Objective — Below are some records; retype all of them exactly.

[Rows from a figure dataset]
.....

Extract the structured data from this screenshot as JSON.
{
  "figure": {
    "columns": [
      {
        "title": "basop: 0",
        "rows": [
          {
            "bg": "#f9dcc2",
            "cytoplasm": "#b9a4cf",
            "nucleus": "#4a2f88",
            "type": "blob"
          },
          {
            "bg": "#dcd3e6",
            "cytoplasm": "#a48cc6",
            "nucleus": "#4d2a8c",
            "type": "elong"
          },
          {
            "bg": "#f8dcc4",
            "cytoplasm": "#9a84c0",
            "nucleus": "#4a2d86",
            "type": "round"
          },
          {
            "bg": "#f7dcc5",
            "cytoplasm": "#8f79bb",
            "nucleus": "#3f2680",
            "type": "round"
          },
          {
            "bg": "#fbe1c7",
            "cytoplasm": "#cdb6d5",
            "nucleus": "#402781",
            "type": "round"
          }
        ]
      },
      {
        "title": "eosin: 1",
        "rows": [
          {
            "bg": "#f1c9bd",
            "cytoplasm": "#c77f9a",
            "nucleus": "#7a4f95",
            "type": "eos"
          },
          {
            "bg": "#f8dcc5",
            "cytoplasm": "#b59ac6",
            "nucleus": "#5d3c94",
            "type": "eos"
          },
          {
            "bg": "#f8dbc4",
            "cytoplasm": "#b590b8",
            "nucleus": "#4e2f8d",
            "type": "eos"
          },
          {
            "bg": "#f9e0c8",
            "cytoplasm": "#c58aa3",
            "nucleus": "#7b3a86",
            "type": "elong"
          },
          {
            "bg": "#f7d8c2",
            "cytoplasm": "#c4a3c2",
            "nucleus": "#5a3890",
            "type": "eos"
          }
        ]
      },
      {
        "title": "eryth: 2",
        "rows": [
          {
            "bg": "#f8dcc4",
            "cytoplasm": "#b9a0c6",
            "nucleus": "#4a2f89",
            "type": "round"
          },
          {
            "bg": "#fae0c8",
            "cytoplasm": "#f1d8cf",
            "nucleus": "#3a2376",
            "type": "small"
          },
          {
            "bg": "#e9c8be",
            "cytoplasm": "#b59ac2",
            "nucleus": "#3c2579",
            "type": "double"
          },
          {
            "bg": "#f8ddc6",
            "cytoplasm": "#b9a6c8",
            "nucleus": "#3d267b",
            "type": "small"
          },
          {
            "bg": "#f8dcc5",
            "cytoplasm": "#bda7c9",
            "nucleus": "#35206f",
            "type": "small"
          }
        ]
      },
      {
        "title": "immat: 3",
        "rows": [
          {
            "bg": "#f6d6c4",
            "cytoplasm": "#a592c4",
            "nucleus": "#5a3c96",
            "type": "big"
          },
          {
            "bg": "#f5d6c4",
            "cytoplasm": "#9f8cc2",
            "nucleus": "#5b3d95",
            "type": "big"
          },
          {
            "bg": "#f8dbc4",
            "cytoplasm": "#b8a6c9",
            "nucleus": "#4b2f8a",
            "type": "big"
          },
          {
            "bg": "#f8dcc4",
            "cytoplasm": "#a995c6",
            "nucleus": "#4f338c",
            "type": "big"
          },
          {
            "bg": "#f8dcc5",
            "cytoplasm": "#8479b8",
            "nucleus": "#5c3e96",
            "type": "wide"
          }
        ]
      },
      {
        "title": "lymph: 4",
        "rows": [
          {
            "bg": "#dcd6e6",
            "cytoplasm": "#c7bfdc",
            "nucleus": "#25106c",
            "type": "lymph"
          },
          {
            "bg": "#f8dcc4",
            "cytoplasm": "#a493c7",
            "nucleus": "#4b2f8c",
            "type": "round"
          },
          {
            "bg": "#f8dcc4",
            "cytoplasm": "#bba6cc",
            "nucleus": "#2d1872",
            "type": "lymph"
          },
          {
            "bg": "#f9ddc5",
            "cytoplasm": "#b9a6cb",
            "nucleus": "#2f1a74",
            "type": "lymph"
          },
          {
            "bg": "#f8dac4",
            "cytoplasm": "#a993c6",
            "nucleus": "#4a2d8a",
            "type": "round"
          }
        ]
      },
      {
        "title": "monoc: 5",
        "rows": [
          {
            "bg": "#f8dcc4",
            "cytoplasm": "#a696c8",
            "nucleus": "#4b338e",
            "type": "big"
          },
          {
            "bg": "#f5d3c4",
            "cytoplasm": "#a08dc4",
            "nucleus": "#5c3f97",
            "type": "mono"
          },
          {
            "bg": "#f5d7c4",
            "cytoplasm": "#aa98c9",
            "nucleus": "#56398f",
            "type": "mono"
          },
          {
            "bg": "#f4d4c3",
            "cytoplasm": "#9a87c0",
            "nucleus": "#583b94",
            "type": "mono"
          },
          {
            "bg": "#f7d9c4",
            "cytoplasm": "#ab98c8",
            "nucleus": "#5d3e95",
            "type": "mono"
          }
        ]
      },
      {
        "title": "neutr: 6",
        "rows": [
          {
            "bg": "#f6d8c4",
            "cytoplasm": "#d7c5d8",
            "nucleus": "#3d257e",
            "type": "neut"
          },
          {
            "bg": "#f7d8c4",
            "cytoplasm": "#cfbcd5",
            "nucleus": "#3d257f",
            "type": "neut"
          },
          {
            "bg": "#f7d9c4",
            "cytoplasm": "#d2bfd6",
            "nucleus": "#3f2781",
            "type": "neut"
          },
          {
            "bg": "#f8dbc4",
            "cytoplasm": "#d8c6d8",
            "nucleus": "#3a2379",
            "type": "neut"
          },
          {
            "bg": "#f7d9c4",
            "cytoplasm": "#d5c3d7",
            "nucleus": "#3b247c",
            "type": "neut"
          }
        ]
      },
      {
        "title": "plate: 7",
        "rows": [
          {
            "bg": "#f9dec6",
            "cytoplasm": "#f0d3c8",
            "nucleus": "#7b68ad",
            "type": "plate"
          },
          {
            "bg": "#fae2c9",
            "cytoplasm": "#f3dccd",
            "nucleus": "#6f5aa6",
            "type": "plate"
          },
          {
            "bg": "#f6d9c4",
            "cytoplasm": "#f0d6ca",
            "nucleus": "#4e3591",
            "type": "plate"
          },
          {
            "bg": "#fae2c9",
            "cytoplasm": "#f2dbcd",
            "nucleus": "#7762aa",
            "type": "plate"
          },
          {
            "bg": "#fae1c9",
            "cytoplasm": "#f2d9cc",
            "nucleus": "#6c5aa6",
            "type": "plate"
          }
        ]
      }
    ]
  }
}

.....

Final result —
Extract the structured data from this screenshot as JSON.
{
  "figure": {
    "columns": [
      {
        "title": "basop: 0",
        "rows": [
          {
            "bg": "#f9dcc2",
            "cytoplasm": "#b9a4cf",
            "nucleus": "#4a2f88",
            "type": "blob"
          },
          {
            "bg": "#dcd3e6",
            "cytoplasm": "#a48cc6",
            "nucleus": "#4d2a8c",
            "type": "elong"
          },
          {
            "bg": "#f8dcc4",
            "cytoplasm": "#9a84c0",
            "nucleus": "#4a2d86",
            "type": "round"
          },
          {
            "bg": "#f7dcc5",
            "cytoplasm": "#8f79bb",
            "nucleus": "#3f2680",
            "type": "round"
          },
          {
            "bg": "#fbe1c7",
            "cytoplasm": "#cdb6d5",
            "nucleus": "#402781",
            "type": "round"
          }
        ]
      },
      {
        "title": "eosin: 1",
        "rows": [
          {
            "bg": "#f1c9bd",
            "cytoplasm": "#c77f9a",
            "nucleus": "#7a4f95",
            "type": "eos"
          },
          {
            "bg": "#f8dcc5",
            "cytoplasm": "#b59ac6",
            "nucleus": "#5d3c94",
            "type": "eos"
          },
          {
            "bg": "#f8dbc4",
            "cytoplasm": "#b590b8",
            "nucleus": "#4e2f8d",
            "type": "eos"
          },
          {
            "bg": "#f9e0c8",
            "cytoplasm": "#c58aa3",
            "nucleus": "#7b3a86",
            "type": "elong"
          },
          {
            "bg": "#f7d8c2",
            "cytoplasm": "#c4a3c2",
            "nucleus": "#5a3890",
            "type": "eos"
          }
        ]
      },
      {
        "title": "eryth: 2",
        "rows": [
          {
            "bg": "#f8dcc4",
            "cytoplasm": "#b9a0c6",
            "nucleus": "#4a2f89",
            "type": "round"
          },
          {
            "bg": "#fae0c8",
            "cytoplasm": "#f1d8cf",
            "nucleus": "#3a2376",
            "type": "small"
          },
          {
            "bg": "#e9c8be",
            "cytoplasm": "#b59ac2",
            "nucleus": "#3c2579",
            "type": "double"
          },
          {
            "bg": "#f8ddc6",
            "cytoplasm": "#b9a6c8",
            "nucleus": "#3d267b",
            "type": "small"
          },
          {
            "bg": "#f8dcc5",
            "cytoplasm": "#bda7c9",
            "nucleus": "#35206f",
            "type": "small"
          }
        ]
      },
      {
        "title": "immat: 3",
        "rows": [
          {
            "bg": "#f6d6c4",
            "cytoplasm": "#a592c4",
            "nucleus": "#5a3c96",
            "type": "big"
          },
          {
            "bg": "#f5d6c4",
            "cytoplasm": "#9f8cc2",
            "nucleus": "#5b3d95",
            "type": "big"
          },
          {
            "bg": "#f8dbc4",
            "cytoplasm": "#b8a6c9",
            "nucleus": "#4b2f8a",
            "type": "big"
          },
          {
            "bg": "#f8dcc4",
            "cytoplasm": "#a995c6",
            "nucleus": "#4f338c",
            "type": "big"
          },
          {
            "bg": "#f8dcc5",
            "cytoplasm": "#8479b8",
            "nucleus": "#5c3e96",
            "type": "wide"
          }
        ]
      },
      {
        "title": "lymph: 4",
        "rows": [
          {
            "bg": "#dcd6e6",
            "cytoplasm": "#c7bfdc",
            "nucleus": "#25106c",
            "type": "lymph"
          },
          {
            "bg": "#f8dcc4",
            "cytoplasm": "#a493c7",
            "nucleus": "#4b2f8c",
            "type": "round"
          },
          {
            "bg": "#f8dcc4",
            "cytoplasm": "#bba6cc",
            "nucleus": "#2d1872",
            "type": "lymph"
          },
          {
            "bg": "#f9ddc5",
            "cytoplasm": "#b9a6cb",
            "nucleus": "#2f1a74",
            "type": "lymph"
          },
          {
            "bg": "#f8dac4",
            "cytoplasm": "#a993c6",
            "nucleus": "#4a2d8a",
            "type": "round"
          }
        ]
      },
      {
        "title": "monoc: 5",
        "rows": [
          {
            "bg": "#f8dcc4",
            "cytoplasm": "#a696c8",
            "nucleus": "#4b338e",
            "type": "big"
          },
          {
            "bg": "#f5d3c4",
            "cytoplasm": "#a08dc4",
            "nucleus": "#5c3f97",
            "type": "mono"
          },
          {
            "bg": "#f5d7c4",
            "cytoplasm": "#aa98c9",
            "nucleus": "#56398f",
            "type": "mono"
          },
          {
            "bg": "#f4d4c3",
            "cytoplasm": "#9a87c0",
            "nucleus": "#583b94",
            "type": "mono"
          },
          {
            "bg": "#f7d9c4",
            "cytoplasm": "#ab98c8",
            "nucleus": "#5d3e95",
            "type": "mono"
          }
        ]
      },
      {
        "title": "neutr: 6",
        "rows": [
          {
            "bg": "#f6d8c4",
            "cytoplasm": "#d7c5d8",
            "nucleus": "#3d257e",
            "type": "neut"
          },
          {
            "bg": "#f7d8c4",
            "cytoplasm": "#cfbcd5",
            "nucleus": "#3d257f",
            "type": "neut"
          },
          {
            "bg": "#f7d9c4",
            "cytoplasm": "#d2bfd6",
            "nucleus": "#3f2781",
            "type": "neut"
          },
          {
            "bg": "#f8dbc4",
            "cytoplasm": "#d8c6d8",
            "nucleus": "#3a2379",
            "type": "neut"
          },
          {
            "bg": "#f7d9c4",
            "cytoplasm": "#d5c3d7",
            "nucleus": "#3b247c",
            "type": "neut"
          }
        ]
      },
      {
        "title": "plate: 7",
        "rows": [
          {
            "bg": "#f9dec6",
            "cytoplasm": "#f0d3c8",
            "nucleus": "#7b68ad",
            "type": "plate"
          },
          {
            "bg": "#fae2c9",
            "cytoplasm": "#f3dccd",
            "nucleus": "#6f5aa6",
            "type": "plate"
          },
          {
            "bg": "#f6d9c4",
            "cytoplasm": "#f0d6ca",
            "nucleus": "#4e3591",
            "type": "plate"
          },
          {
            "bg": "#fae2c9",
            "cytoplasm": "#f2dbcd",
            "nucleus": "#7762aa",
            "type": "plate"
          },
          {
            "bg": "#fae1c9",
            "cytoplasm": "#f2d9cc",
            "nucleus": "#6c5aa6",
            "type": "plate"
          }
        ]
      }
    ]
  }
}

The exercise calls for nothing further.